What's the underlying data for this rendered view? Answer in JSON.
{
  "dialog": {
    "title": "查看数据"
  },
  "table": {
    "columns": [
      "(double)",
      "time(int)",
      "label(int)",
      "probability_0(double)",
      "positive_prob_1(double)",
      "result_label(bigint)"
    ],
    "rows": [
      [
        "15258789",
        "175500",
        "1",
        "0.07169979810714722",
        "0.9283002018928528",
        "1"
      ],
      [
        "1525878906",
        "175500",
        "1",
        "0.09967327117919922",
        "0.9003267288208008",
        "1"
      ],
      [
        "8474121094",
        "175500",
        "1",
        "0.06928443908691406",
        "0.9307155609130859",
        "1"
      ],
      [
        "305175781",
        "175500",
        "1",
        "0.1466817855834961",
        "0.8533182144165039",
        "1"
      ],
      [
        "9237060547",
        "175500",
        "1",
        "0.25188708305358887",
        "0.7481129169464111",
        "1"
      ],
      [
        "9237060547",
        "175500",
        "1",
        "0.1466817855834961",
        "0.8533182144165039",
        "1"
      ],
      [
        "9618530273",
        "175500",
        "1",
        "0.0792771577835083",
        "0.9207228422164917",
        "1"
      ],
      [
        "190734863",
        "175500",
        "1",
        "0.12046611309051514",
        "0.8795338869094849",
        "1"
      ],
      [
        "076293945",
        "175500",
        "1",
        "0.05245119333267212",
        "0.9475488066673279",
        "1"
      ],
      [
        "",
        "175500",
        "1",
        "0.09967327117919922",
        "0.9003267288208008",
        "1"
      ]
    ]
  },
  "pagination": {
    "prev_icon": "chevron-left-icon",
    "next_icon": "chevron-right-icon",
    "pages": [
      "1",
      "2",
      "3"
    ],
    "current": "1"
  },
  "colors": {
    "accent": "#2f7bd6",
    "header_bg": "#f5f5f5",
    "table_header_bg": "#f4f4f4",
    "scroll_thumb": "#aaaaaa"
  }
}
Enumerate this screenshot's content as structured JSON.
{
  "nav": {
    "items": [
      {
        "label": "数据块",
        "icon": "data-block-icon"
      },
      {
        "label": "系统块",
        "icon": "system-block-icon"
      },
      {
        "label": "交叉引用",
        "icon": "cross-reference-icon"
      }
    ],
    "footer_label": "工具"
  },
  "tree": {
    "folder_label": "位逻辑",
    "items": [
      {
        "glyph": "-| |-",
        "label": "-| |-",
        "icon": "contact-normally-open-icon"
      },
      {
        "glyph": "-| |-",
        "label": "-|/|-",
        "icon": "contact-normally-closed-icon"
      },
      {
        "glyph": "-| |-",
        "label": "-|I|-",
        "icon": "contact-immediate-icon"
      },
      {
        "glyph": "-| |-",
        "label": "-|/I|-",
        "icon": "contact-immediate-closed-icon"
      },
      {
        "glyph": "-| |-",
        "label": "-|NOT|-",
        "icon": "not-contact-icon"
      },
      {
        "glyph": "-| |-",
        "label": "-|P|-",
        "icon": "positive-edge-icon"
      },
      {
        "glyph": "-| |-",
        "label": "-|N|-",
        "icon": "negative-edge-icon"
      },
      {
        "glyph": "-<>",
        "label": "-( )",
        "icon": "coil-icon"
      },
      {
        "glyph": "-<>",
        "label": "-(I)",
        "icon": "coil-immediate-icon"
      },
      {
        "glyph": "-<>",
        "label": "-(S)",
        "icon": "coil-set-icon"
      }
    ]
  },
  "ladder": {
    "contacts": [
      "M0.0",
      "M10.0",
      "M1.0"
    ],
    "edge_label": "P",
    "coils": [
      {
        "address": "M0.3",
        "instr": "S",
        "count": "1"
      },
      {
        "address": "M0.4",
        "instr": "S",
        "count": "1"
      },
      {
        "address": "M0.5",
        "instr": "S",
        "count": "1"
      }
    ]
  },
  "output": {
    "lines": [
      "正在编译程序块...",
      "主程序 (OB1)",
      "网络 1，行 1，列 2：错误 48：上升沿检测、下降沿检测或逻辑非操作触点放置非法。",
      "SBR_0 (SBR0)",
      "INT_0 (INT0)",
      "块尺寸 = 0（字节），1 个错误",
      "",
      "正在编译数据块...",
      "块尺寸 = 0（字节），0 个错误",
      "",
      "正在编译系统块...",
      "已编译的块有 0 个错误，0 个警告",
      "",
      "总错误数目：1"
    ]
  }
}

□ □ □ □ □ □ □

• **Directions for this task**
Your task is to gather all lines from the entries above that hold the word "block".

• **Task output**
        "icon": "data-block-icon"
        "icon": "system-block-icon"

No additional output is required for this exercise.